• _Records provided_

* * * * * * * * *

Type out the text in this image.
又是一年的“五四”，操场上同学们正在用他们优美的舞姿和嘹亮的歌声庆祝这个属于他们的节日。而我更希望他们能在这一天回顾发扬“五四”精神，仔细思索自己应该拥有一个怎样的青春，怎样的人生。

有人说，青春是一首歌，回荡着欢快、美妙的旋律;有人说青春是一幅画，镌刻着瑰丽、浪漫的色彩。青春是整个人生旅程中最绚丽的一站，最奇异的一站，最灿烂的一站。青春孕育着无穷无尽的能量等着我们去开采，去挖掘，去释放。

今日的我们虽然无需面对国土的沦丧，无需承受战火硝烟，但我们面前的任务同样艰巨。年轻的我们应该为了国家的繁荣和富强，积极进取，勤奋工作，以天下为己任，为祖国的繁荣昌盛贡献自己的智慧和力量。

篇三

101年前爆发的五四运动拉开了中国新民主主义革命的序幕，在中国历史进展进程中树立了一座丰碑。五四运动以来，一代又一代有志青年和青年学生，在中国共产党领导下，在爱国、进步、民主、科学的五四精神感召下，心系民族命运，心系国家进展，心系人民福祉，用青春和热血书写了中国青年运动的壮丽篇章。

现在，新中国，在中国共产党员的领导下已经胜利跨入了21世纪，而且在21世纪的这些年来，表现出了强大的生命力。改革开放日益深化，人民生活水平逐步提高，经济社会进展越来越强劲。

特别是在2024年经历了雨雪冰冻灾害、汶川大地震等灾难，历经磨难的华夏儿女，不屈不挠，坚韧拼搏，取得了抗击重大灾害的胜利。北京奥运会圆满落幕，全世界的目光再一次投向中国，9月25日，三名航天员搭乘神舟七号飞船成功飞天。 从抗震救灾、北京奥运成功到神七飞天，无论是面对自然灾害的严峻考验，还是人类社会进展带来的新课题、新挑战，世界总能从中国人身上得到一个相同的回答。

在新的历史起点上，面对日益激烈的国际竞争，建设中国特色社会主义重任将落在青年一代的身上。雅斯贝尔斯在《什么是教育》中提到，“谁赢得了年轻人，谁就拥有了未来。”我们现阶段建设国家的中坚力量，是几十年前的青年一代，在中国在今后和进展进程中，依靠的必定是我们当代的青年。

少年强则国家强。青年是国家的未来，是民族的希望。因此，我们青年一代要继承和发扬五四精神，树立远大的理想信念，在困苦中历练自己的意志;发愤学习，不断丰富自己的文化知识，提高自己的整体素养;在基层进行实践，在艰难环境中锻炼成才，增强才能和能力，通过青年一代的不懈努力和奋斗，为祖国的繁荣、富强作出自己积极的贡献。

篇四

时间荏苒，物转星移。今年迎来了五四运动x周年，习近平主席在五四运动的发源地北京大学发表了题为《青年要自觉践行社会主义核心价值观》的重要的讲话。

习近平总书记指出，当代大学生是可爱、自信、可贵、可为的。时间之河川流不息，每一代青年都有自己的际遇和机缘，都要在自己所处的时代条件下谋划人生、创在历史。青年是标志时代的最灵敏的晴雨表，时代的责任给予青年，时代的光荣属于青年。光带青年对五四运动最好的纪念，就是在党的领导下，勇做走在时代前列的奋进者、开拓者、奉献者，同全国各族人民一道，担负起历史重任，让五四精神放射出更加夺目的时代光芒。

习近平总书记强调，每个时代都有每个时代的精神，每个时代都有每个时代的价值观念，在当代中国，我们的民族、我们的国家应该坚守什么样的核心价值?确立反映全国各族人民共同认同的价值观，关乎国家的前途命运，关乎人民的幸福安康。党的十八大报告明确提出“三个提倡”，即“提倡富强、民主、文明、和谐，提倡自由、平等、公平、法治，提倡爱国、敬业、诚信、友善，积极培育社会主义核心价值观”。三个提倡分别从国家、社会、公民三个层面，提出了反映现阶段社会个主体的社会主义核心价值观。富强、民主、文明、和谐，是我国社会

* * * * * * * * *

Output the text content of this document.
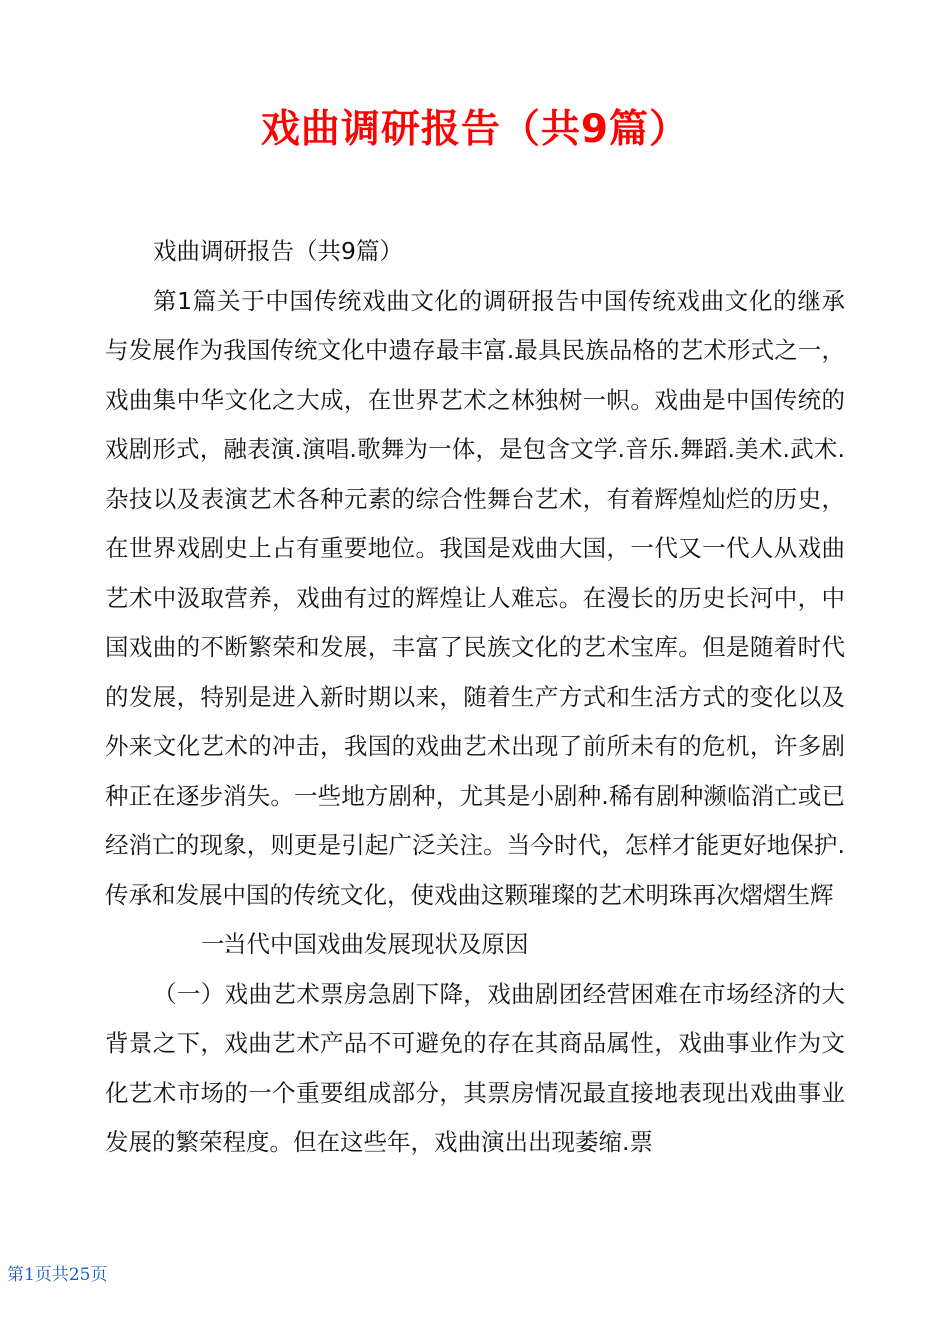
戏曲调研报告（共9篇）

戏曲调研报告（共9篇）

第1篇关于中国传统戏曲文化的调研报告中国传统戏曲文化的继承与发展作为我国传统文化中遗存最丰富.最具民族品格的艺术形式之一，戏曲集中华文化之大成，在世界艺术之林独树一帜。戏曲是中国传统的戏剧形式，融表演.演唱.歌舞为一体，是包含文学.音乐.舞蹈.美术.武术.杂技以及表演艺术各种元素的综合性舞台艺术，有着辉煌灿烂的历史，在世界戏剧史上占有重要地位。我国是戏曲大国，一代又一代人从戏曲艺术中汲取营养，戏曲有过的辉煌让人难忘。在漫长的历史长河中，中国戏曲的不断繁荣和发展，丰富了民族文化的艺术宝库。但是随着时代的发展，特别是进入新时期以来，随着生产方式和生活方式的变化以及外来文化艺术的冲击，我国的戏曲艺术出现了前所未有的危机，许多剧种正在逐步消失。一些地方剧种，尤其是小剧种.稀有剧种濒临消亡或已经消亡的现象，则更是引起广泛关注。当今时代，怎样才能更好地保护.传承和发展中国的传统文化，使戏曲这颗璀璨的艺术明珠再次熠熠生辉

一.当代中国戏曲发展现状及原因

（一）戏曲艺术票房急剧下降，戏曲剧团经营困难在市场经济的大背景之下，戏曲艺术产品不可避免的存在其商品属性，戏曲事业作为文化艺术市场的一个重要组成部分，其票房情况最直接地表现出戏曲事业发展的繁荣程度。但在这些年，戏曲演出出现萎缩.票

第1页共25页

* * * * * * * * *

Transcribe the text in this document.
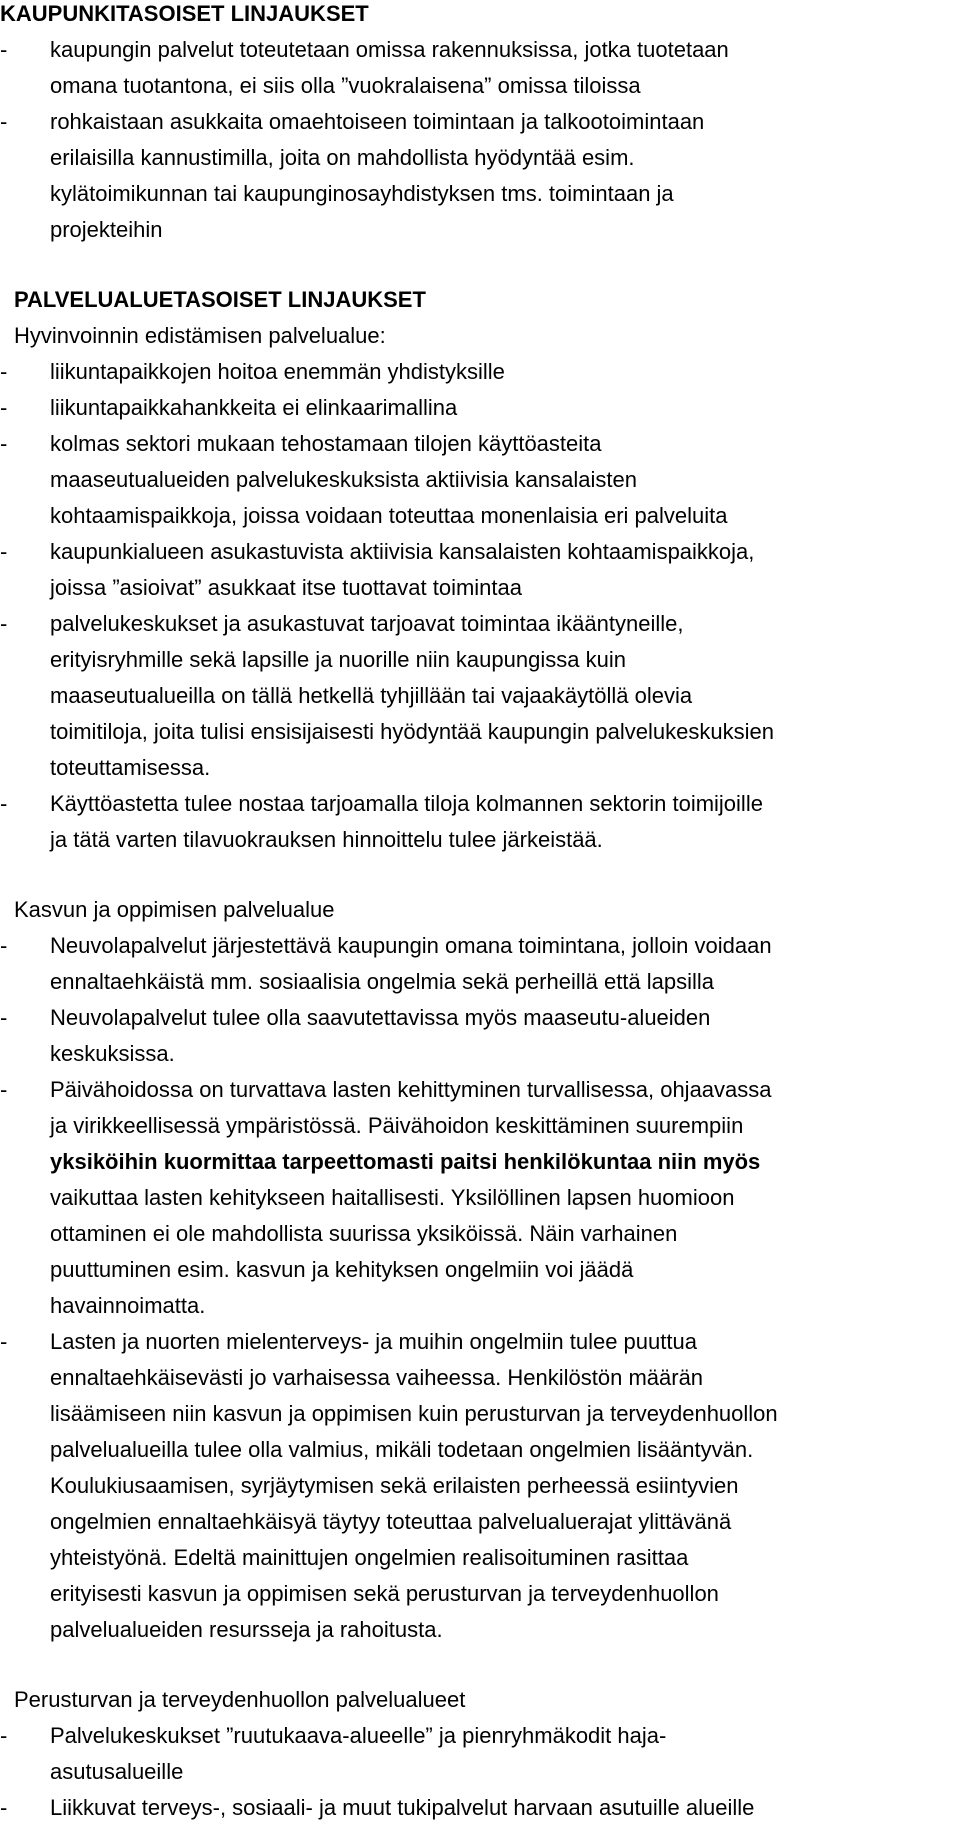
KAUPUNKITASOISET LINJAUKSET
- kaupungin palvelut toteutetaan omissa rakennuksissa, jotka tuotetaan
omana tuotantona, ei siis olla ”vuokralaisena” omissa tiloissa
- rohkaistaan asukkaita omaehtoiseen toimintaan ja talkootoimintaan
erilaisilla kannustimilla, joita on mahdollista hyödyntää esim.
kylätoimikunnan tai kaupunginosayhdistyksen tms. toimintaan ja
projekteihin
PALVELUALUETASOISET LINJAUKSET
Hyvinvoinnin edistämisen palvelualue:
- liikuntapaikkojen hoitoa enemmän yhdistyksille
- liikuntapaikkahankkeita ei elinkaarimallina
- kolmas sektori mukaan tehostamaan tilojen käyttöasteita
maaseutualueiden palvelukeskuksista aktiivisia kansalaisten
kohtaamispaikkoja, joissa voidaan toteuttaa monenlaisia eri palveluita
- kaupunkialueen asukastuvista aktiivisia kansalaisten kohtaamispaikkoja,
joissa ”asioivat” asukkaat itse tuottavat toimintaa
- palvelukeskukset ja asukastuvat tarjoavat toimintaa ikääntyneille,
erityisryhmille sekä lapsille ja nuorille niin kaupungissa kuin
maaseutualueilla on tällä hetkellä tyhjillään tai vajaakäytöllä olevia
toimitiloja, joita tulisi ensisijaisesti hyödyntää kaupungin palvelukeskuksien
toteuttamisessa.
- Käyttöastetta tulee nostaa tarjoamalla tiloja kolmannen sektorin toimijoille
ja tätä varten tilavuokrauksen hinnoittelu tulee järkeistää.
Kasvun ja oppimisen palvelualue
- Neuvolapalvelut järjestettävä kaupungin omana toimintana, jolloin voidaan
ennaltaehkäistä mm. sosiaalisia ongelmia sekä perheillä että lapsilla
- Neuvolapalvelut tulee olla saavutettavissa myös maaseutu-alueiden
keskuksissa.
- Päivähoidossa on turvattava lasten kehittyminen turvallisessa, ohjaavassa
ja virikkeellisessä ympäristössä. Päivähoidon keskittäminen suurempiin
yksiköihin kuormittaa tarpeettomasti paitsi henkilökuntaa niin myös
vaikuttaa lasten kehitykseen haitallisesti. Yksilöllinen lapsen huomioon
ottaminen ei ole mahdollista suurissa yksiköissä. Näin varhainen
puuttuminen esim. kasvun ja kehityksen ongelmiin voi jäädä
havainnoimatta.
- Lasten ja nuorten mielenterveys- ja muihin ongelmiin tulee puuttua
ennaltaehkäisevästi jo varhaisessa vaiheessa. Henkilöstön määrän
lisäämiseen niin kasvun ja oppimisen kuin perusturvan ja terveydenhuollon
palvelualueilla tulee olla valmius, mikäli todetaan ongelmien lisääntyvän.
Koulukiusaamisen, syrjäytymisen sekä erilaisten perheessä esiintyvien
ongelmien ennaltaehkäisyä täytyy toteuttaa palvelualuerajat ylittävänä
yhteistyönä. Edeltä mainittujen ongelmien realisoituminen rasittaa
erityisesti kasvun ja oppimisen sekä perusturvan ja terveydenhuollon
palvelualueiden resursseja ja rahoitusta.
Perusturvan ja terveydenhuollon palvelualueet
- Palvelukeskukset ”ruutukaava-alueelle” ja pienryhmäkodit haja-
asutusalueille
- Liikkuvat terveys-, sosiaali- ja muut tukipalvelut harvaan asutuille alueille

* * * * * * * * *

• _Written task_
Take every line above carrying "omissa" and return it.

• _Exercise response_
- kaupungin palvelut toteutetaan omissa rakennuksissa, jotka tuotetaan
omana tuotantona, ei siis olla ”vuokralaisena” omissa tiloissa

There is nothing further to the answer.